#### Supplied records

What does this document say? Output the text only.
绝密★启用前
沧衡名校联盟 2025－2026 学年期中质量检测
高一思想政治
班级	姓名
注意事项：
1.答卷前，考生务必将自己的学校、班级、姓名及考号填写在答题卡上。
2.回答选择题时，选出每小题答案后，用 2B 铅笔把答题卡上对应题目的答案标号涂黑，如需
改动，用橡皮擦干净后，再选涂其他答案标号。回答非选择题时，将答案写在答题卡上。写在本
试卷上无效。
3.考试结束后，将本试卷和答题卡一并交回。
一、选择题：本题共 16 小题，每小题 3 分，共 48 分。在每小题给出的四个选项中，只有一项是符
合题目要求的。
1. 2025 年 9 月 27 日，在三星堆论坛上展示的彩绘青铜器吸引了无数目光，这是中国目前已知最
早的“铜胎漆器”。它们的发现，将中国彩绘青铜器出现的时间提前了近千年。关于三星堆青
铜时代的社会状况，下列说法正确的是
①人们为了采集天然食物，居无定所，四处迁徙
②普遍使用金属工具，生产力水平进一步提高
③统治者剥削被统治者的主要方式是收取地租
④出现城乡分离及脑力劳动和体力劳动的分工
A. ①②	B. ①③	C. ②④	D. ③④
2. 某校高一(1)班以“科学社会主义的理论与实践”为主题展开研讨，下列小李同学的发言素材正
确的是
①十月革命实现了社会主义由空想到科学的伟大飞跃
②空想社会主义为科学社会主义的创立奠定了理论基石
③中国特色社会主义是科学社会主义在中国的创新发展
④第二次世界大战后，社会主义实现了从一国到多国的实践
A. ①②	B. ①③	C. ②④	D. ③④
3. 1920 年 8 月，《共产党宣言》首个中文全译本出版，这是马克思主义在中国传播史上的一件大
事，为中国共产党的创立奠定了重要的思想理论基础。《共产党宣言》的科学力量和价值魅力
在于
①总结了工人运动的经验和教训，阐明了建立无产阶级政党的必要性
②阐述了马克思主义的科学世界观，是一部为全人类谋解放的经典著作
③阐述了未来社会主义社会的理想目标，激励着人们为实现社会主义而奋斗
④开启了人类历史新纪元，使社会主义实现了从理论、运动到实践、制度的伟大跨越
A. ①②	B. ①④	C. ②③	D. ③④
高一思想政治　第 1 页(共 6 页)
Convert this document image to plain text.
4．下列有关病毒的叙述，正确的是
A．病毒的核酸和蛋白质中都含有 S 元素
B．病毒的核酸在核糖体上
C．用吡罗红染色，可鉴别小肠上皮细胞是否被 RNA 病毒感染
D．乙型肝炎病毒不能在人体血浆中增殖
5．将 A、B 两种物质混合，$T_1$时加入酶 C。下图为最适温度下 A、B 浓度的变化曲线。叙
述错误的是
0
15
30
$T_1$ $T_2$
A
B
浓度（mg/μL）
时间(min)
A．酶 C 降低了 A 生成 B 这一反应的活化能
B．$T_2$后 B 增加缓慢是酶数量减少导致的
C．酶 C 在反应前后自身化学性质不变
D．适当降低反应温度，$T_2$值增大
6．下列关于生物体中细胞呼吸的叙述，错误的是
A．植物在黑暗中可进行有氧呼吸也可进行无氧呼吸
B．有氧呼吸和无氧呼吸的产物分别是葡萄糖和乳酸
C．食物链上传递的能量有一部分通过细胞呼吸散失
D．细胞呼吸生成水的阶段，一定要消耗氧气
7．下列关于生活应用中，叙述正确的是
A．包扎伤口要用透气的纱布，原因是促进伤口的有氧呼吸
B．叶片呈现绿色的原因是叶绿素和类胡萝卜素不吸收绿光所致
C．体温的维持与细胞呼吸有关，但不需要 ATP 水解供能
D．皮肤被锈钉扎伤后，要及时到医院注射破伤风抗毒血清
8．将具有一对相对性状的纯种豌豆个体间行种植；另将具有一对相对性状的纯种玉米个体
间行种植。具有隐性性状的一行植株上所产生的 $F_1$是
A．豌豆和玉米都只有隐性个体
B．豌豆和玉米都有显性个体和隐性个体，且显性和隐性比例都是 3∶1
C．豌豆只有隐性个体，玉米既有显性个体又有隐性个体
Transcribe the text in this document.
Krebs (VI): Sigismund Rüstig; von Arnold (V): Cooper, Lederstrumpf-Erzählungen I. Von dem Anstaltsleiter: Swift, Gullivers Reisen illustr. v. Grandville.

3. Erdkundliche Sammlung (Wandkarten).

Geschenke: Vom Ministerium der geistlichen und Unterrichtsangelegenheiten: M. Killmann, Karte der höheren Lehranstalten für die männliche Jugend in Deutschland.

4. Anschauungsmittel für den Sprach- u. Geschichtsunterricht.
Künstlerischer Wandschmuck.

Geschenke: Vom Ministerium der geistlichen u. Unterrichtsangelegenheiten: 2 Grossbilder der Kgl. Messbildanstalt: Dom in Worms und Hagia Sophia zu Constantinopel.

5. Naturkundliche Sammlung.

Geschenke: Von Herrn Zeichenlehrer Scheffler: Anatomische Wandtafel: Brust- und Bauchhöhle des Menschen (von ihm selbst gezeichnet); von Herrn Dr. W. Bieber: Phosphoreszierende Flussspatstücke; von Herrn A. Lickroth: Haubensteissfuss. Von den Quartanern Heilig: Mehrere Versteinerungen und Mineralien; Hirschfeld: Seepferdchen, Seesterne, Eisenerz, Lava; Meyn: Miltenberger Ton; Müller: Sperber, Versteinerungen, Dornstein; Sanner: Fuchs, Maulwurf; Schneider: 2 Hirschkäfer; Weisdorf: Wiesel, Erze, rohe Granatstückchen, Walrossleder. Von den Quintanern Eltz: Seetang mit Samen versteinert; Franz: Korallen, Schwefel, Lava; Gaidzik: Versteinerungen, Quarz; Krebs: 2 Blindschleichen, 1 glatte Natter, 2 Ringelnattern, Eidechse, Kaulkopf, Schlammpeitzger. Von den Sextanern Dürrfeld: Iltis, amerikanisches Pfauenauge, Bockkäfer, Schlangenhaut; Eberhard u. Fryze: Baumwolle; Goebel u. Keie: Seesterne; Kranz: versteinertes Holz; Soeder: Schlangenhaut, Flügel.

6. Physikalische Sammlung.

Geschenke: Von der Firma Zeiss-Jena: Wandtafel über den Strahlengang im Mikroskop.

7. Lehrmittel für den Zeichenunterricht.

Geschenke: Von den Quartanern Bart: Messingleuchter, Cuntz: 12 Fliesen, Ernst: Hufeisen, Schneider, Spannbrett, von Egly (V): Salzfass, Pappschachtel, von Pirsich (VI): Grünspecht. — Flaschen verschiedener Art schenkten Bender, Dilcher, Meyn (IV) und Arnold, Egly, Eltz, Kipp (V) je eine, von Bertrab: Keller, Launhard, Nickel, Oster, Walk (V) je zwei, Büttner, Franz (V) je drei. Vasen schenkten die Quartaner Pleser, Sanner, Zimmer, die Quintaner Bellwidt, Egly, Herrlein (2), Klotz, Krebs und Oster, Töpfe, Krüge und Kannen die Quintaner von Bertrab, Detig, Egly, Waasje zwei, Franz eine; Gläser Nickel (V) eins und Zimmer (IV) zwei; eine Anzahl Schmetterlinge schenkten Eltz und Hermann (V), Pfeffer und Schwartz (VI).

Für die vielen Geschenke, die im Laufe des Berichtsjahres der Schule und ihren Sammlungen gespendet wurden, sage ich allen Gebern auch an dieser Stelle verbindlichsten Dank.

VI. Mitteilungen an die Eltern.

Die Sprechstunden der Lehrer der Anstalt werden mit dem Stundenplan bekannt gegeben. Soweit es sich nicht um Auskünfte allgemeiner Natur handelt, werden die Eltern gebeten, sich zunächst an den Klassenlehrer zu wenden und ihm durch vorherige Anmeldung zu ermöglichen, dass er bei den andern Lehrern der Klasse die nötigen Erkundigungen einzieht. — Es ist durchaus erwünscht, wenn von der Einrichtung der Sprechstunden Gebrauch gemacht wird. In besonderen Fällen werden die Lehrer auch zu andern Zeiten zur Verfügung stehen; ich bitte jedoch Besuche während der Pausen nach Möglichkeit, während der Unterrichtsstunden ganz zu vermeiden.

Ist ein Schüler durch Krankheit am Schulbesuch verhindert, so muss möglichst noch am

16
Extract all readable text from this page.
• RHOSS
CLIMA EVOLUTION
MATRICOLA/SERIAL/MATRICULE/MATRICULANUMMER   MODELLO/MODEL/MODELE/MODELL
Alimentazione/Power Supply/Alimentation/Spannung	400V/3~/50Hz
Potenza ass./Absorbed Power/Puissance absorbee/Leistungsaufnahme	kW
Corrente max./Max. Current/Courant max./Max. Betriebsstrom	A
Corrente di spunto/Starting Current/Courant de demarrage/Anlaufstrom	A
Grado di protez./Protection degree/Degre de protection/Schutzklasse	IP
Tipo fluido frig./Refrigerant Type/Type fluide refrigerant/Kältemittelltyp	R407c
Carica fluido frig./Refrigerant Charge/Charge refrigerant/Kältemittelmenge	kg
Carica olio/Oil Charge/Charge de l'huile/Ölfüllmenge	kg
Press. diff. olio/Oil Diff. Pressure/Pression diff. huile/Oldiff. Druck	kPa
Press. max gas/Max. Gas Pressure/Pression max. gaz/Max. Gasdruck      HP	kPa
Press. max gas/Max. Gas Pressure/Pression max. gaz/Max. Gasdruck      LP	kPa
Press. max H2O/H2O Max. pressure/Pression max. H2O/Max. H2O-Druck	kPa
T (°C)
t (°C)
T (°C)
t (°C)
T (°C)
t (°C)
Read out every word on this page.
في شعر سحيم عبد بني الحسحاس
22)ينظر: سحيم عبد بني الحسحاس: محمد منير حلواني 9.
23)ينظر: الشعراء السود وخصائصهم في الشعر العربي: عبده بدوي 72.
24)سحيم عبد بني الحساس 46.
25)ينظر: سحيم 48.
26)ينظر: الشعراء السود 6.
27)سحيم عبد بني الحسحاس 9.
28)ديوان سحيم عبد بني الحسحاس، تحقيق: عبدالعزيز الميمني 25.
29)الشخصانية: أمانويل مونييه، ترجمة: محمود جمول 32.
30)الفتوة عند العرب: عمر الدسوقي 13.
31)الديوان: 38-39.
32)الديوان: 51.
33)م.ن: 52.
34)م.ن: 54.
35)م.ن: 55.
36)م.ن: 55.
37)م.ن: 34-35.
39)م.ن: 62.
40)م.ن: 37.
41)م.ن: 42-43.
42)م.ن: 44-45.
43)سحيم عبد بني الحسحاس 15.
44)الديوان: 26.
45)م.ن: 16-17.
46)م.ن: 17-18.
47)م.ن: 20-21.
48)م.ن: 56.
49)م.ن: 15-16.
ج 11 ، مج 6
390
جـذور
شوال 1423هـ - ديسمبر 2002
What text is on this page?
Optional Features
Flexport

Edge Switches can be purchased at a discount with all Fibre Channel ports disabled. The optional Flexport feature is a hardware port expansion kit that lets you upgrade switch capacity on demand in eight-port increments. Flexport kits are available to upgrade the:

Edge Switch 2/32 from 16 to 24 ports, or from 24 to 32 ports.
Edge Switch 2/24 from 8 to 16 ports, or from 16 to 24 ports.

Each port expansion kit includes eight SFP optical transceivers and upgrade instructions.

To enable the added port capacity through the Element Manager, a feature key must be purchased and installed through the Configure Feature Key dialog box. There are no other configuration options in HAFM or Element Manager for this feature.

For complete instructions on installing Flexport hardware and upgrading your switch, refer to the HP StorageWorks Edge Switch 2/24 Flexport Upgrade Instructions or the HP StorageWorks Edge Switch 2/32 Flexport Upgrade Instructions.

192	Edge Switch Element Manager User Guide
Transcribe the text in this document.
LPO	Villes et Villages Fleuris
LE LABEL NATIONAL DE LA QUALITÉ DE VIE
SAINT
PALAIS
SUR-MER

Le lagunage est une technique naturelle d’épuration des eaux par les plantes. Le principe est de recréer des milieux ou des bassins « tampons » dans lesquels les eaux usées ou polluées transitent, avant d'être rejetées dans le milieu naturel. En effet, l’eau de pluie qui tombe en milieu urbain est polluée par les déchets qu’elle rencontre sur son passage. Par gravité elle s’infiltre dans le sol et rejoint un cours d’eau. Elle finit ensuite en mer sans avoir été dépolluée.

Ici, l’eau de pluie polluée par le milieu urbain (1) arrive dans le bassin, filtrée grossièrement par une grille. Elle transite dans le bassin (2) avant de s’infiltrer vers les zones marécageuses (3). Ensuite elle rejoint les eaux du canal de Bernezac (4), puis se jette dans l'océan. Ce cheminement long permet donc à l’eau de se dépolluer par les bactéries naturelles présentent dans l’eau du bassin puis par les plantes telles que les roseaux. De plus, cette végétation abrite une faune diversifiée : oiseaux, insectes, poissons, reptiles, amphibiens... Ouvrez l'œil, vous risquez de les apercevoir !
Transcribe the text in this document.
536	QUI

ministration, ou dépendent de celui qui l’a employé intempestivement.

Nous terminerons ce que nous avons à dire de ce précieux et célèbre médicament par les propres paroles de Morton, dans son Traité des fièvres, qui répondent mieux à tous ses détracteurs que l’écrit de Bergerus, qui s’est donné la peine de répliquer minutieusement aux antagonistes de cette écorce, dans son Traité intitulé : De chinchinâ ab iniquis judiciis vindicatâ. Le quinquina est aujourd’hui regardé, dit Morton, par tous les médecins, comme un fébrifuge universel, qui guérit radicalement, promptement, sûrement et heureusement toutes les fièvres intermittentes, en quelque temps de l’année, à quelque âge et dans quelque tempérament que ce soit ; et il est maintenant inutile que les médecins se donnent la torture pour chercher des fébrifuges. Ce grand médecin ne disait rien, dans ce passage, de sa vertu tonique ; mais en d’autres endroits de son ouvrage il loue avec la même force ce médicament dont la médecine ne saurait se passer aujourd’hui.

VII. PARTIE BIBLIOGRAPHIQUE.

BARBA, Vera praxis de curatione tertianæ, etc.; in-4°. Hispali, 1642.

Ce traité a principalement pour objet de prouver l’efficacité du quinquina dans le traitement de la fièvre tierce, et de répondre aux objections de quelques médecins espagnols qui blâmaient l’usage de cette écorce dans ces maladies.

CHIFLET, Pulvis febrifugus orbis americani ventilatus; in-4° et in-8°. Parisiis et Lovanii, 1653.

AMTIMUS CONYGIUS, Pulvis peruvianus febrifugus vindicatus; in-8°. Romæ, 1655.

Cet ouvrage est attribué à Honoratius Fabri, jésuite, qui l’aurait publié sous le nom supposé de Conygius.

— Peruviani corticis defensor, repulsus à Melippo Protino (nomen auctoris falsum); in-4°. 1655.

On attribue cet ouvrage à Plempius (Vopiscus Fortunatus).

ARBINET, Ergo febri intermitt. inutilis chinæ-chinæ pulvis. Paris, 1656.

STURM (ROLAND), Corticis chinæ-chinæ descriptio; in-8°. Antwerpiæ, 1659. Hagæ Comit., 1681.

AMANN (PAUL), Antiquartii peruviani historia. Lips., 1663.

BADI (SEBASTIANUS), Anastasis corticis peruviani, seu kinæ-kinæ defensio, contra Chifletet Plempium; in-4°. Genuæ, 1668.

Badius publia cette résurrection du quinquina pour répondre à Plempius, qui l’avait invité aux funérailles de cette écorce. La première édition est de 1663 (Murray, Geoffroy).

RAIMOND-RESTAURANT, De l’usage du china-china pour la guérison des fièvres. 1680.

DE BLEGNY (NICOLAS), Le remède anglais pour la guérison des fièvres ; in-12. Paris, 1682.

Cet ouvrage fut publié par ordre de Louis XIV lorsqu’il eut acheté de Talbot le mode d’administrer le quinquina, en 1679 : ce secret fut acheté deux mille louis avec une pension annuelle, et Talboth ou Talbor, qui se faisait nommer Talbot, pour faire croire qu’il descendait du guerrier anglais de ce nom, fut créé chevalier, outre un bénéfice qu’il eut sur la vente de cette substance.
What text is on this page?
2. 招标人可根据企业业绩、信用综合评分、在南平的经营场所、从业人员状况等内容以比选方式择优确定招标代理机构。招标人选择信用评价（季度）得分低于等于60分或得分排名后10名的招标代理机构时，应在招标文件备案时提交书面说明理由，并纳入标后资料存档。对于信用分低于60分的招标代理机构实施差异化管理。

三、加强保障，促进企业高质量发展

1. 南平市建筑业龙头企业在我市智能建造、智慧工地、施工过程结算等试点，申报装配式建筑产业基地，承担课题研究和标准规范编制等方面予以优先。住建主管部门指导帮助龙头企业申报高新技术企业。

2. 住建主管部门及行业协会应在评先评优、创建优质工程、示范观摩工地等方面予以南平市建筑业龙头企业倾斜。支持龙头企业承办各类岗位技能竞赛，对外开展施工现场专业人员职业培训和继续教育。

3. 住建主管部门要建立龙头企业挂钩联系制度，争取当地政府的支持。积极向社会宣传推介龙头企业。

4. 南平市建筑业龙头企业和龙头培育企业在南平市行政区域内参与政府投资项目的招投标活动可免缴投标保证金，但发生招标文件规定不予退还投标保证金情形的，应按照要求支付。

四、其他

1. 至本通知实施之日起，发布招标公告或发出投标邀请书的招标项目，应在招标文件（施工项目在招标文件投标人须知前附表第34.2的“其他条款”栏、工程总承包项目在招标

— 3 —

########

The task -> For each line in the data above that contains the string "Plempius", extract the line.

Reply ->
On attribue cet ouvrage à Plempius (Vopiscus Fortunatus).
Badius publia cette résurrection du quinquina pour répondre à Plempius, qui l’avait invité aux funérailles de cette écorce. La première édition est de 1663 (Murray, Geoffroy).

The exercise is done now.